* START Stored data *

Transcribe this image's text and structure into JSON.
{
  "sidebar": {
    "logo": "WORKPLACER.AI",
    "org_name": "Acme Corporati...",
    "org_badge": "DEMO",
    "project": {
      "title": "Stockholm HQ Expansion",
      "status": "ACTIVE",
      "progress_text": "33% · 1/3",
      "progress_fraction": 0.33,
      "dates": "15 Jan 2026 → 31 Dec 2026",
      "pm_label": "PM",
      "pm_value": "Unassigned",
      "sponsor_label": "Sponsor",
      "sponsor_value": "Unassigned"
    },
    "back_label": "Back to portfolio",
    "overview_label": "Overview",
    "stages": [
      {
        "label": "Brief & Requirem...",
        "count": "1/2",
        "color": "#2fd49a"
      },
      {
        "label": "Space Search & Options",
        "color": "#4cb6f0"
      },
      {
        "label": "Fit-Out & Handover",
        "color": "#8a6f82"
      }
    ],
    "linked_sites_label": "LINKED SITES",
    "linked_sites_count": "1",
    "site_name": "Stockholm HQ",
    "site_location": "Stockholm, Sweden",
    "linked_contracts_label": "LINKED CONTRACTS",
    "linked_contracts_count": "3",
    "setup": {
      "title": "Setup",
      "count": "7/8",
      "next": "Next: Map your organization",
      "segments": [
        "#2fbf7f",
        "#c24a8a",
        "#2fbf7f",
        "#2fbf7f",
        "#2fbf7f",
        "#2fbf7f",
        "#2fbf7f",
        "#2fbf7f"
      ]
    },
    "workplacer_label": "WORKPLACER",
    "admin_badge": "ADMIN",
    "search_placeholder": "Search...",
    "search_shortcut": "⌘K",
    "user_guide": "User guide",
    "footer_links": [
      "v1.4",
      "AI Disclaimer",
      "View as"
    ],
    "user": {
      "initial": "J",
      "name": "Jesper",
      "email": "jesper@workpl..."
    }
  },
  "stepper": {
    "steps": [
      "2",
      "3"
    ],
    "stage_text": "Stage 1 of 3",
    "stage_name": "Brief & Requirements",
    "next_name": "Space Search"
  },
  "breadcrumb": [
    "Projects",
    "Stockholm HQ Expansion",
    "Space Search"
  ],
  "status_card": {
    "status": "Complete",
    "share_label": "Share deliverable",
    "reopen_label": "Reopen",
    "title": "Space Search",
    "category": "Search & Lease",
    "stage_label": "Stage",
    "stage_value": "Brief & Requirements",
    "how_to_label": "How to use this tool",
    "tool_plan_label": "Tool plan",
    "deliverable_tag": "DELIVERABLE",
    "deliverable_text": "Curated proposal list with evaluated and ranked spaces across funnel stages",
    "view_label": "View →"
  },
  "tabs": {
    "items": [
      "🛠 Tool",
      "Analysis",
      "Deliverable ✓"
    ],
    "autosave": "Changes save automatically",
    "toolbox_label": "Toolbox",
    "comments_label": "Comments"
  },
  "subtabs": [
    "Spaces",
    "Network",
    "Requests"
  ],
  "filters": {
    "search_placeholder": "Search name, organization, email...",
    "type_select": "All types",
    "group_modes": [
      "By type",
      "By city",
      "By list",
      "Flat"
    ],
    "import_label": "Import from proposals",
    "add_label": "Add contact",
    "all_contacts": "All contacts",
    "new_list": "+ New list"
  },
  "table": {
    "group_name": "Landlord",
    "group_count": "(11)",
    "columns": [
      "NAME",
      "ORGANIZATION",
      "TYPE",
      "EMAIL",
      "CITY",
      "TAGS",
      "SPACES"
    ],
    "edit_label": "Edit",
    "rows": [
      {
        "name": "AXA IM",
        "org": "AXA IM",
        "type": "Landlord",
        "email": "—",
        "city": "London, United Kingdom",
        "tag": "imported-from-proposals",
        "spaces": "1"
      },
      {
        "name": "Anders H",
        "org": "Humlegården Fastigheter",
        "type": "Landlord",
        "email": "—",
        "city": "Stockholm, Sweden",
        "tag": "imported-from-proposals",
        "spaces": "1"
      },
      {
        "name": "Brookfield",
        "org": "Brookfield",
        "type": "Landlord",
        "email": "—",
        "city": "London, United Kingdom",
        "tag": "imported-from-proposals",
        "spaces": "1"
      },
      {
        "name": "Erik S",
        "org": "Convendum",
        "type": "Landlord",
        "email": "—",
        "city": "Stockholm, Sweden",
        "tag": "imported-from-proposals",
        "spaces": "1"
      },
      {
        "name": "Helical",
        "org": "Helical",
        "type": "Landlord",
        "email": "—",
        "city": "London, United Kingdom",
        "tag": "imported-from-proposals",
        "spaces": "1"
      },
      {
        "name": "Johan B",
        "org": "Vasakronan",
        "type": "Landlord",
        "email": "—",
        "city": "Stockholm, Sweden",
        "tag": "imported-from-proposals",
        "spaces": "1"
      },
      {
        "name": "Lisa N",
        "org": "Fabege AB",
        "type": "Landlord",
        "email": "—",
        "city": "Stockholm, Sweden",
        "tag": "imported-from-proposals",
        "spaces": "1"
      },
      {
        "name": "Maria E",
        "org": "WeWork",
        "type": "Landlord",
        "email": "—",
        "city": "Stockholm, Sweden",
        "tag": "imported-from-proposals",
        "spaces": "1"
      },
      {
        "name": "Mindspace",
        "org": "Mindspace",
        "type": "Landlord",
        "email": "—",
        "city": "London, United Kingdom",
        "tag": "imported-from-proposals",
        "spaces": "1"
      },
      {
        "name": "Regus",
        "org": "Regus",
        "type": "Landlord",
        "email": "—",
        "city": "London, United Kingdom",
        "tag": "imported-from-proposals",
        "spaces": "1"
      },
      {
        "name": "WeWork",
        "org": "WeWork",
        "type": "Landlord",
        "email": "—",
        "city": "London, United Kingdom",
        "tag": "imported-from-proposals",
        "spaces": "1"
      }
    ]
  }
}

* END Stored data *

Job » Every record above must be duplicated exactly.

Answer to this problem »
Transcribe this image's text and structure into JSON.
{
  "sidebar": {
    "logo": "WORKPLACER.AI",
    "org_name": "Acme Corporati...",
    "org_badge": "DEMO",
    "project": {
      "title": "Stockholm HQ Expansion",
      "status": "ACTIVE",
      "progress_text": "33% · 1/3",
      "progress_fraction": 0.33,
      "dates": "15 Jan 2026 → 31 Dec 2026",
      "pm_label": "PM",
      "pm_value": "Unassigned",
      "sponsor_label": "Sponsor",
      "sponsor_value": "Unassigned"
    },
    "back_label": "Back to portfolio",
    "overview_label": "Overview",
    "stages": [
      {
        "label": "Brief & Requirem...",
        "count": "1/2",
        "color": "#2fd49a"
      },
      {
        "label": "Space Search & Options",
        "color": "#4cb6f0"
      },
      {
        "label": "Fit-Out & Handover",
        "color": "#8a6f82"
      }
    ],
    "linked_sites_label": "LINKED SITES",
    "linked_sites_count": "1",
    "site_name": "Stockholm HQ",
    "site_location": "Stockholm, Sweden",
    "linked_contracts_label": "LINKED CONTRACTS",
    "linked_contracts_count": "3",
    "setup": {
      "title": "Setup",
      "count": "7/8",
      "next": "Next: Map your organization",
      "segments": [
        "#2fbf7f",
        "#c24a8a",
        "#2fbf7f",
        "#2fbf7f",
        "#2fbf7f",
        "#2fbf7f",
        "#2fbf7f",
        "#2fbf7f"
      ]
    },
    "workplacer_label": "WORKPLACER",
    "admin_badge": "ADMIN",
    "search_placeholder": "Search...",
    "search_shortcut": "⌘K",
    "user_guide": "User guide",
    "footer_links": [
      "v1.4",
      "AI Disclaimer",
      "View as"
    ],
    "user": {
      "initial": "J",
      "name": "Jesper",
      "email": "jesper@workpl..."
    }
  },
  "stepper": {
    "steps": [
      "2",
      "3"
    ],
    "stage_text": "Stage 1 of 3",
    "stage_name": "Brief & Requirements",
    "next_name": "Space Search"
  },
  "breadcrumb": [
    "Projects",
    "Stockholm HQ Expansion",
    "Space Search"
  ],
  "status_card": {
    "status": "Complete",
    "share_label": "Share deliverable",
    "reopen_label": "Reopen",
    "title": "Space Search",
    "category": "Search & Lease",
    "stage_label": "Stage",
    "stage_value": "Brief & Requirements",
    "how_to_label": "How to use this tool",
    "tool_plan_label": "Tool plan",
    "deliverable_tag": "DELIVERABLE",
    "deliverable_text": "Curated proposal list with evaluated and ranked spaces across funnel stages",
    "view_label": "View →"
  },
  "tabs": {
    "items": [
      "🛠 Tool",
      "Analysis",
      "Deliverable ✓"
    ],
    "autosave": "Changes save automatically",
    "toolbox_label": "Toolbox",
    "comments_label": "Comments"
  },
  "subtabs": [
    "Spaces",
    "Network",
    "Requests"
  ],
  "filters": {
    "search_placeholder": "Search name, organization, email...",
    "type_select": "All types",
    "group_modes": [
      "By type",
      "By city",
      "By list",
      "Flat"
    ],
    "import_label": "Import from proposals",
    "add_label": "Add contact",
    "all_contacts": "All contacts",
    "new_list": "+ New list"
  },
  "table": {
    "group_name": "Landlord",
    "group_count": "(11)",
    "columns": [
      "NAME",
      "ORGANIZATION",
      "TYPE",
      "EMAIL",
      "CITY",
      "TAGS",
      "SPACES"
    ],
    "edit_label": "Edit",
    "rows": [
      {
        "name": "AXA IM",
        "org": "AXA IM",
        "type": "Landlord",
        "email": "—",
        "city": "London, United Kingdom",
        "tag": "imported-from-proposals",
        "spaces": "1"
      },
      {
        "name": "Anders H",
        "org": "Humlegården Fastigheter",
        "type": "Landlord",
        "email": "—",
        "city": "Stockholm, Sweden",
        "tag": "imported-from-proposals",
        "spaces": "1"
      },
      {
        "name": "Brookfield",
        "org": "Brookfield",
        "type": "Landlord",
        "email": "—",
        "city": "London, United Kingdom",
        "tag": "imported-from-proposals",
        "spaces": "1"
      },
      {
        "name": "Erik S",
        "org": "Convendum",
        "type": "Landlord",
        "email": "—",
        "city": "Stockholm, Sweden",
        "tag": "imported-from-proposals",
        "spaces": "1"
      },
      {
        "name": "Helical",
        "org": "Helical",
        "type": "Landlord",
        "email": "—",
        "city": "London, United Kingdom",
        "tag": "imported-from-proposals",
        "spaces": "1"
      },
      {
        "name": "Johan B",
        "org": "Vasakronan",
        "type": "Landlord",
        "email": "—",
        "city": "Stockholm, Sweden",
        "tag": "imported-from-proposals",
        "spaces": "1"
      },
      {
        "name": "Lisa N",
        "org": "Fabege AB",
        "type": "Landlord",
        "email": "—",
        "city": "Stockholm, Sweden",
        "tag": "imported-from-proposals",
        "spaces": "1"
      },
      {
        "name": "Maria E",
        "org": "WeWork",
        "type": "Landlord",
        "email": "—",
        "city": "Stockholm, Sweden",
        "tag": "imported-from-proposals",
        "spaces": "1"
      },
      {
        "name": "Mindspace",
        "org": "Mindspace",
        "type": "Landlord",
        "email": "—",
        "city": "London, United Kingdom",
        "tag": "imported-from-proposals",
        "spaces": "1"
      },
      {
        "name": "Regus",
        "org": "Regus",
        "type": "Landlord",
        "email": "—",
        "city": "London, United Kingdom",
        "tag": "imported-from-proposals",
        "spaces": "1"
      },
      {
        "name": "WeWork",
        "org": "WeWork",
        "type": "Landlord",
        "email": "—",
        "city": "London, United Kingdom",
        "tag": "imported-from-proposals",
        "spaces": "1"
      }
    ]
  }
}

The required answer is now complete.